Work to be completed:
Print the entries below word for word, starting at the line that contains "svg-text:40%: 40%: [33, 159, 54, 176]" and stopping after the line that contains "svg-text:19.6%: 19.6%: [471, 197, 512, 217]".

Data in this exercise:
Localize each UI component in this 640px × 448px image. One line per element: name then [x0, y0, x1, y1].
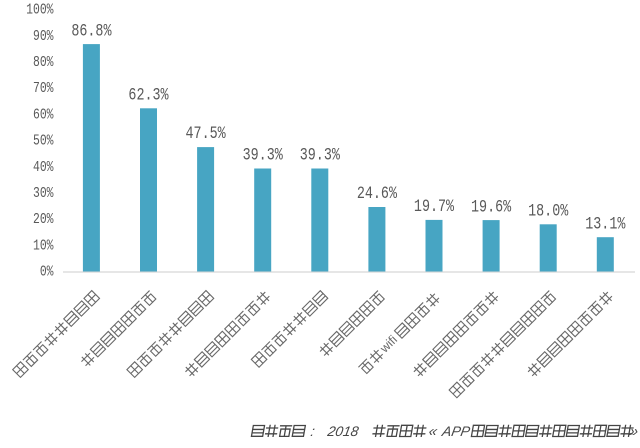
svg-text:40%: 40%: [33, 159, 54, 176]
svg-text:30%: 30%: [33, 185, 54, 202]
svg-text:APP: APP: [440, 423, 472, 439]
svg-text:86.8%: 86.8%: [71, 21, 112, 41]
svg-text:39.3%: 39.3%: [243, 145, 284, 165]
svg-text:0%: 0%: [40, 263, 54, 280]
svg-text:39.3%: 39.3%: [300, 145, 341, 165]
svg-text:«: «: [427, 423, 439, 440]
svg-text:90%: 90%: [33, 28, 54, 45]
svg-text:100%: 100%: [26, 1, 53, 18]
svg-text:62.3%: 62.3%: [128, 85, 169, 105]
svg-text:19.7%: 19.7%: [414, 196, 455, 216]
svg-text:80%: 80%: [33, 54, 54, 71]
svg-text:47.5%: 47.5%: [186, 124, 227, 144]
svg-text::: :: [309, 423, 316, 439]
svg-text:50%: 50%: [33, 132, 54, 149]
svg-text:24.6%: 24.6%: [357, 184, 398, 204]
svg-text:20%: 20%: [33, 211, 54, 228]
svg-text:10%: 10%: [33, 237, 54, 254]
svg-text:13.1%: 13.1%: [585, 214, 626, 234]
svg-text:2018: 2018: [325, 423, 360, 439]
svg-text:70%: 70%: [33, 80, 54, 97]
svg-text:19.6%: 19.6%: [471, 197, 512, 217]
svg-text:60%: 60%: [33, 106, 54, 123]
svg-text:»: »: [628, 423, 639, 440]
svg-text:18.0%: 18.0%: [528, 201, 569, 221]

Solution to this exercise:
svg-text:40%: 40%: [33, 159, 54, 176]
svg-text:30%: 30%: [33, 185, 54, 202]
svg-text:APP: APP: [440, 423, 472, 439]
svg-text:86.8%: 86.8%: [71, 21, 112, 41]
svg-text:39.3%: 39.3%: [243, 145, 284, 165]
svg-text:0%: 0%: [40, 263, 54, 280]
svg-text:39.3%: 39.3%: [300, 145, 341, 165]
svg-text:«: «: [427, 423, 439, 440]
svg-text:90%: 90%: [33, 28, 54, 45]
svg-text:100%: 100%: [26, 1, 53, 18]
svg-text:62.3%: 62.3%: [128, 85, 169, 105]
svg-text:19.7%: 19.7%: [414, 196, 455, 216]
svg-text:80%: 80%: [33, 54, 54, 71]
svg-text:47.5%: 47.5%: [186, 124, 227, 144]
svg-text::: :: [309, 423, 316, 439]
svg-text:50%: 50%: [33, 132, 54, 149]
svg-text:24.6%: 24.6%: [357, 184, 398, 204]
svg-text:20%: 20%: [33, 211, 54, 228]
svg-text:10%: 10%: [33, 237, 54, 254]
svg-text:13.1%: 13.1%: [585, 214, 626, 234]
svg-text:2018: 2018: [325, 423, 360, 439]
svg-text:70%: 70%: [33, 80, 54, 97]
svg-text:19.6%: 19.6%: [471, 197, 512, 217]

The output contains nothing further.